### Set problem
Check every line below for the word "object" and copy the ones that have it.

_ _ _ _

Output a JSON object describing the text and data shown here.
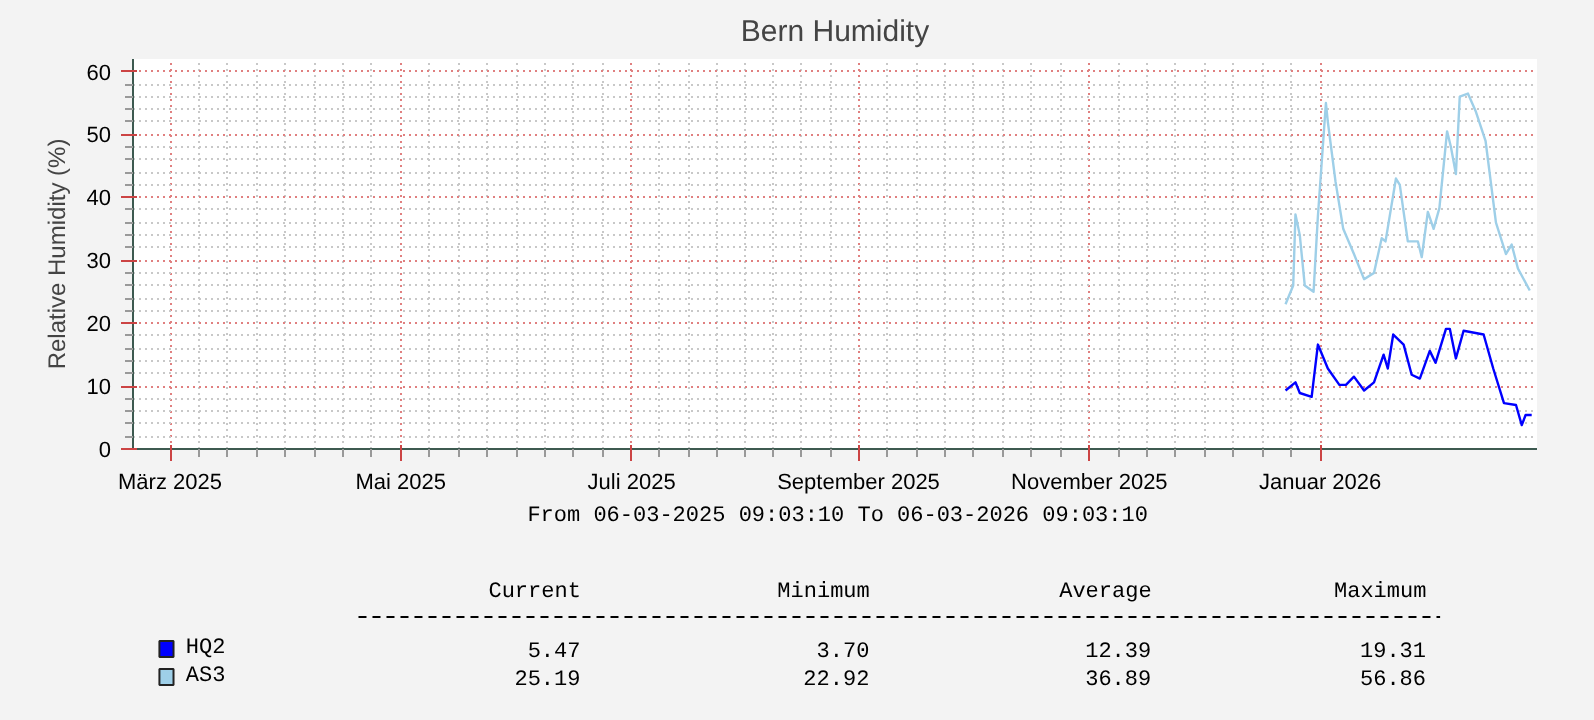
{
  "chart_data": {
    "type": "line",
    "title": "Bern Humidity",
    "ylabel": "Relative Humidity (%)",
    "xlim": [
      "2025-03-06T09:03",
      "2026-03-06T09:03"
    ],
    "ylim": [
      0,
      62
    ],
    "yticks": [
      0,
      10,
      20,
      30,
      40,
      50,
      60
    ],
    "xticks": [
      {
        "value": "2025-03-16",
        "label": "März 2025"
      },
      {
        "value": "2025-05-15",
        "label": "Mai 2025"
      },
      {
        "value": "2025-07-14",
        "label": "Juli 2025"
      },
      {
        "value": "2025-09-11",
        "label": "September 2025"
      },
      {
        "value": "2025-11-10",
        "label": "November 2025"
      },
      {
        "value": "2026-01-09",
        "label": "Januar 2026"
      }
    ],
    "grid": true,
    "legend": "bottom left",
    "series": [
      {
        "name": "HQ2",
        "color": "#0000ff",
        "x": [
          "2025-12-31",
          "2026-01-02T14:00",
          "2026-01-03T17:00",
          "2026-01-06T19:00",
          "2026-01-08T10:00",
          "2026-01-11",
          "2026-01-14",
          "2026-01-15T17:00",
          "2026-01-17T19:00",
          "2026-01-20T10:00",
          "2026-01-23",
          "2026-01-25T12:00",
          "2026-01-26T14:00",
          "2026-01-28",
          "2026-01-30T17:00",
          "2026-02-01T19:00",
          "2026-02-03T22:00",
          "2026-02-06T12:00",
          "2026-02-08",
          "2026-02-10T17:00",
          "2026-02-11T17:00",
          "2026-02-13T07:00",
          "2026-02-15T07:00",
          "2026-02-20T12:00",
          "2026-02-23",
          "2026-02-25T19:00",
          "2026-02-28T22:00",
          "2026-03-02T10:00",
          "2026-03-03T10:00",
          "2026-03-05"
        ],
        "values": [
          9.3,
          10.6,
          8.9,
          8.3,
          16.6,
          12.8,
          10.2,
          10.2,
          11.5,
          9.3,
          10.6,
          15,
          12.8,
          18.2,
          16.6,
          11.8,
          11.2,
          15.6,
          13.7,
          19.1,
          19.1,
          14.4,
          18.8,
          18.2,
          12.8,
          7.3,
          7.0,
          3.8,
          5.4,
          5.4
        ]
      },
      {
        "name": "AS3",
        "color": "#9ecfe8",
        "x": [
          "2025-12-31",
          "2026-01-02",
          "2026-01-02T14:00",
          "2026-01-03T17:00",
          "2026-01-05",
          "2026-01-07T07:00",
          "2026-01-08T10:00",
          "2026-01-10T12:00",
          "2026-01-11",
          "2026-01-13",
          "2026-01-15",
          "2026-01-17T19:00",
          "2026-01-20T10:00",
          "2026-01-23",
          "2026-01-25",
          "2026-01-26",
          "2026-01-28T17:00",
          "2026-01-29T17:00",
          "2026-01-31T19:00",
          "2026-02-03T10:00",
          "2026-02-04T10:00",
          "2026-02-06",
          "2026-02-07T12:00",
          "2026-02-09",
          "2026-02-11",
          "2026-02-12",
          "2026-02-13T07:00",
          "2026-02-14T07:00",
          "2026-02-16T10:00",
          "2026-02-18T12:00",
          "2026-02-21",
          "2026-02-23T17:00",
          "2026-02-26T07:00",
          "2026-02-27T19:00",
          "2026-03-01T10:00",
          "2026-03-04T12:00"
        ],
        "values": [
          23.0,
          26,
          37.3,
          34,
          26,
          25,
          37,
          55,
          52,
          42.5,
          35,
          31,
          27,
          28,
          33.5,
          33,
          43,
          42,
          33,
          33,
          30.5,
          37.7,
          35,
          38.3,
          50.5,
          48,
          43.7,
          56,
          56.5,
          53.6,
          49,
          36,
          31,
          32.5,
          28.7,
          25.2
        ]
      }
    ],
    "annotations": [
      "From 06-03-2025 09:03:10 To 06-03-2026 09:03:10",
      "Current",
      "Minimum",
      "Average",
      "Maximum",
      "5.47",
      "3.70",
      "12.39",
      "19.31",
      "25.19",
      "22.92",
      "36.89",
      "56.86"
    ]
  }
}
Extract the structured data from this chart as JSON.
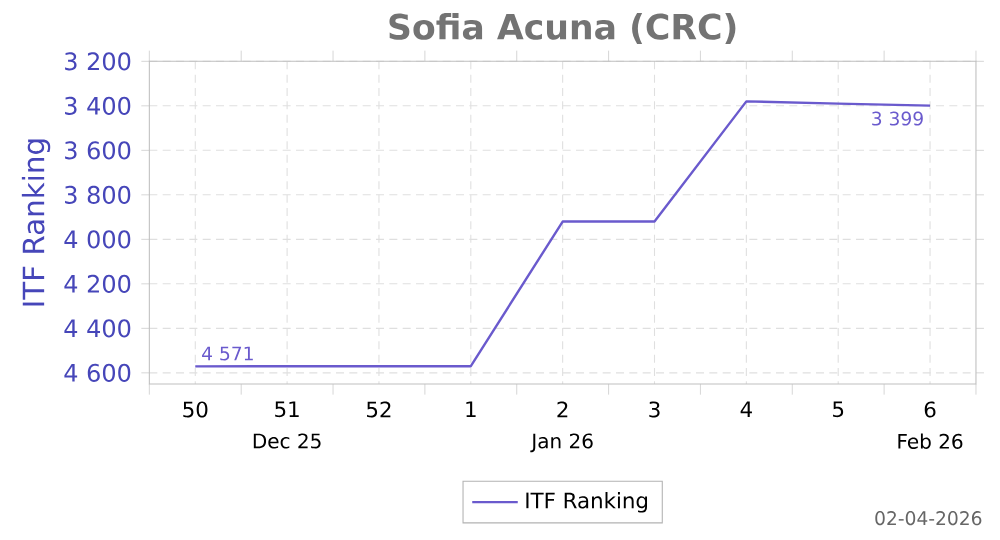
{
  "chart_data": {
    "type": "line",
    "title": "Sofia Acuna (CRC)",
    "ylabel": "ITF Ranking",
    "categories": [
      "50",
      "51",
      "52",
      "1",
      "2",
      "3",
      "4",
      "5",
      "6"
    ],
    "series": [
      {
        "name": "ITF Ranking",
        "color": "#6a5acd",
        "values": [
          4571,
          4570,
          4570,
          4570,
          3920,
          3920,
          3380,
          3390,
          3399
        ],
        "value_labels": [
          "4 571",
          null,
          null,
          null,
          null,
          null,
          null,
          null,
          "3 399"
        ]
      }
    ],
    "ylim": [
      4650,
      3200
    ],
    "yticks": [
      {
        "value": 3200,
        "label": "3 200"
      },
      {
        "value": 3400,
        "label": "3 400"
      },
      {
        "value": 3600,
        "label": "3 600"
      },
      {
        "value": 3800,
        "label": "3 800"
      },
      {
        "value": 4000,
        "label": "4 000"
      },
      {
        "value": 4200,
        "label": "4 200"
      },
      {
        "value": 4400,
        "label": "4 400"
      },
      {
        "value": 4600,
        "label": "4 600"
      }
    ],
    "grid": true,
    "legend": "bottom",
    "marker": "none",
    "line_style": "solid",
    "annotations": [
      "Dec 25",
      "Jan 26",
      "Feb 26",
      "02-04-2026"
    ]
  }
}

_ _ _ _

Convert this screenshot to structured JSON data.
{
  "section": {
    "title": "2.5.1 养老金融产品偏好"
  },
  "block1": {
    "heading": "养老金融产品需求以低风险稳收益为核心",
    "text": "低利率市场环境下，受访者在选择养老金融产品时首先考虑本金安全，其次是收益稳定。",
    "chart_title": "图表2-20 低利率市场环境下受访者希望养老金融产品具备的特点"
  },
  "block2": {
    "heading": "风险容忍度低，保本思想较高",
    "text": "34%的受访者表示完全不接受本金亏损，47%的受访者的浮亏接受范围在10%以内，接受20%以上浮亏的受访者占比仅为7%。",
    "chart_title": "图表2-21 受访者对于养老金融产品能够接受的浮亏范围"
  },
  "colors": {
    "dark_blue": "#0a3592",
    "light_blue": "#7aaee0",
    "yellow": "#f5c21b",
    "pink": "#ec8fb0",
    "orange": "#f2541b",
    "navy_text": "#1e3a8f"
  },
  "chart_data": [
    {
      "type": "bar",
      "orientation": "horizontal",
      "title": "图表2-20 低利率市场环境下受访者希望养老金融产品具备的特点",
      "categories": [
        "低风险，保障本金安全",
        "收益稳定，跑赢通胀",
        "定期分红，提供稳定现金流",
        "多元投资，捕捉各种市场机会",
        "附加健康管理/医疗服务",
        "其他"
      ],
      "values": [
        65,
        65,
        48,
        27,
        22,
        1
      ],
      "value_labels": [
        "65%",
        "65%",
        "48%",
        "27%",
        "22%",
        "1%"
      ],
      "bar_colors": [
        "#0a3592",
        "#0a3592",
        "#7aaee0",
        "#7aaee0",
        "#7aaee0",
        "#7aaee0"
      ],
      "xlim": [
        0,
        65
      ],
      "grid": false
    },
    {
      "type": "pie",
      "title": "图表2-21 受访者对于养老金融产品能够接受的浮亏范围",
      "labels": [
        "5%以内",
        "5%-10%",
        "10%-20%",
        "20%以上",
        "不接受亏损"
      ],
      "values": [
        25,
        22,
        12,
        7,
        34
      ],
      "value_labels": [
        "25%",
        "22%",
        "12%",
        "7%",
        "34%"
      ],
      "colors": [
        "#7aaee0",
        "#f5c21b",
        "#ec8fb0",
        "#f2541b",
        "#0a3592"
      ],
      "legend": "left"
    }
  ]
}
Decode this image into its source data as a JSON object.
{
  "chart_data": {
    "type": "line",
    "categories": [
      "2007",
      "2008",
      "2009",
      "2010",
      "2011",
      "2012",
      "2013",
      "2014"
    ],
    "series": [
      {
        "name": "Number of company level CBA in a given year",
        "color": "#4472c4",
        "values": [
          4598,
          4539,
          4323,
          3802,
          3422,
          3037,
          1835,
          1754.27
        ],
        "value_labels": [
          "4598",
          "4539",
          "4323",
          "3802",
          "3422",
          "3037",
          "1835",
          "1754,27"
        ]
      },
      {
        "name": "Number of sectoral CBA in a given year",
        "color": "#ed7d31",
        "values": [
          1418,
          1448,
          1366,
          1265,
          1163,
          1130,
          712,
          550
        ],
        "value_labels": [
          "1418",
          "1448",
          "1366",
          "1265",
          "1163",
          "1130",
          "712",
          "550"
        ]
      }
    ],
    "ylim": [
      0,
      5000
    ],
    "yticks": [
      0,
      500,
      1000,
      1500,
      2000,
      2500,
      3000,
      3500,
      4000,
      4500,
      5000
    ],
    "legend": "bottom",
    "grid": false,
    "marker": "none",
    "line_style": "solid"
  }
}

_ _ _ _

### Answer for the task
Output a JSON object describing the text and data shown here.
Decode this image into its source data as a JSON object.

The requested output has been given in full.